* _TASK PROMPT_:
Show every line of the records below that contains the word "color".
::::
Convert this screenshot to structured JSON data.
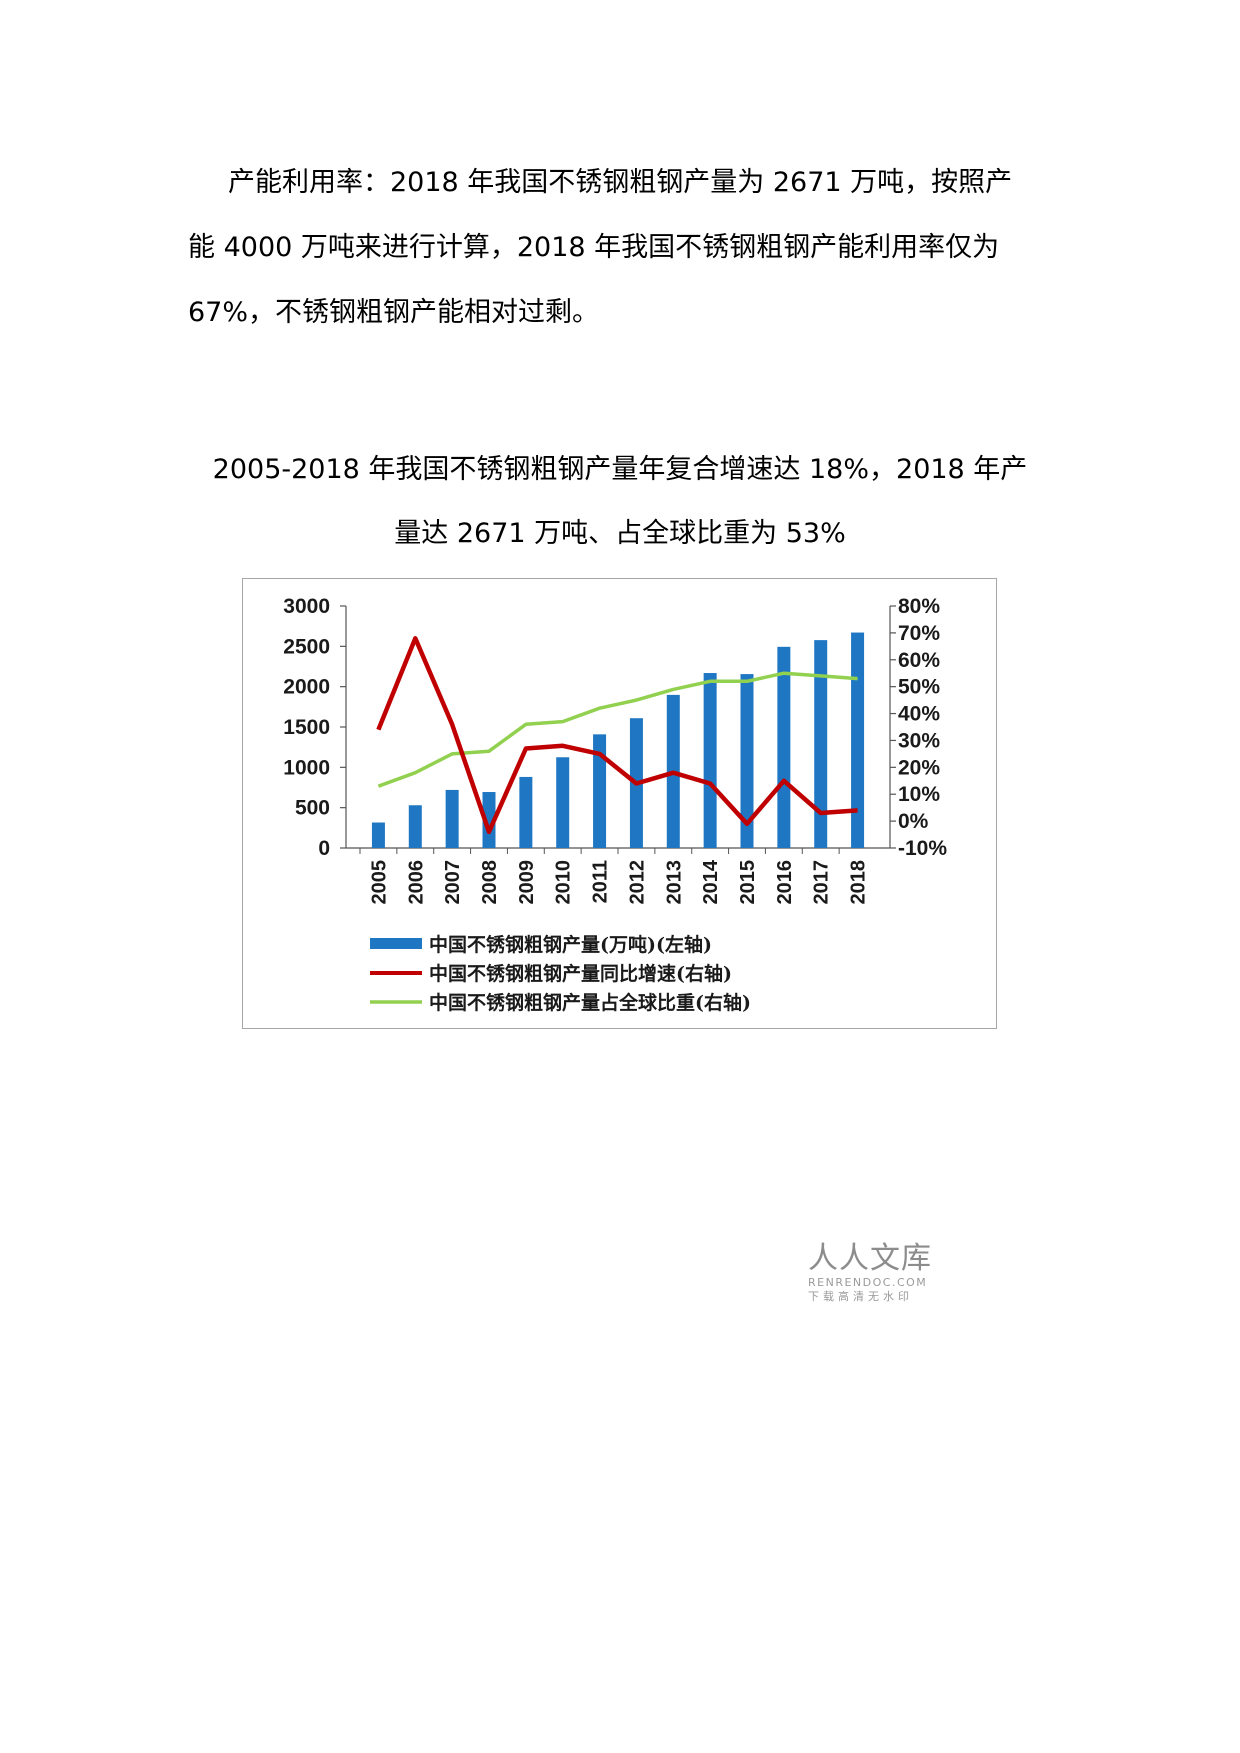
{
  "paragraph": {
    "line1": "产能利用率：2018 年我国不锈钢粗钢产量为 2671 万吨，按照产",
    "line2": "能 4000 万吨来进行计算，2018 年我国不锈钢粗钢产能利用率仅为",
    "line3": "67%，不锈钢粗钢产能相对过剩。"
  },
  "figure_caption": {
    "line1": "2005-2018 年我国不锈钢粗钢产量年复合增速达 18%，2018 年产",
    "line2": "量达 2671 万吨、占全球比重为 53%"
  },
  "chart_data": {
    "type": "bar",
    "categories": [
      "2005",
      "2006",
      "2007",
      "2008",
      "2009",
      "2010",
      "2011",
      "2012",
      "2013",
      "2014",
      "2015",
      "2016",
      "2017",
      "2018"
    ],
    "y_left": {
      "ticks": [
        "3000",
        "2500",
        "2000",
        "1500",
        "1000",
        "500",
        "0"
      ],
      "ylim": [
        0,
        3000
      ]
    },
    "y_right": {
      "ticks": [
        "80%",
        "70%",
        "60%",
        "50%",
        "40%",
        "30%",
        "20%",
        "10%",
        "0%",
        "-10%"
      ],
      "ylim": [
        -0.1,
        0.8
      ]
    },
    "series": [
      {
        "name": "中国不锈钢粗钢产量(万吨)(左轴)",
        "type": "bar",
        "axis": "left",
        "color": "#1f77c4",
        "values": [
          316,
          530,
          720,
          694,
          881,
          1125,
          1409,
          1609,
          1898,
          2169,
          2156,
          2494,
          2577,
          2671
        ]
      },
      {
        "name": "中国不锈钢粗钢产量同比增速(右轴)",
        "type": "line",
        "axis": "right",
        "color": "#c00000",
        "values": [
          0.34,
          0.68,
          0.36,
          -0.04,
          0.27,
          0.28,
          0.25,
          0.14,
          0.18,
          0.14,
          -0.01,
          0.15,
          0.03,
          0.04
        ]
      },
      {
        "name": "中国不锈钢粗钢产量占全球比重(右轴)",
        "type": "line",
        "axis": "right",
        "color": "#92d050",
        "values": [
          0.13,
          0.18,
          0.25,
          0.26,
          0.36,
          0.37,
          0.42,
          0.45,
          0.49,
          0.52,
          0.52,
          0.55,
          0.54,
          0.53
        ]
      }
    ]
  },
  "watermark": {
    "name": "人人文库",
    "url": "RENRENDOC.COM",
    "tagline": "下载高清无水印"
  }
}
::::
* _FINAL RESULT_:
        "color": "#1f77c4",
        "color": "#c00000",
        "color": "#92d050",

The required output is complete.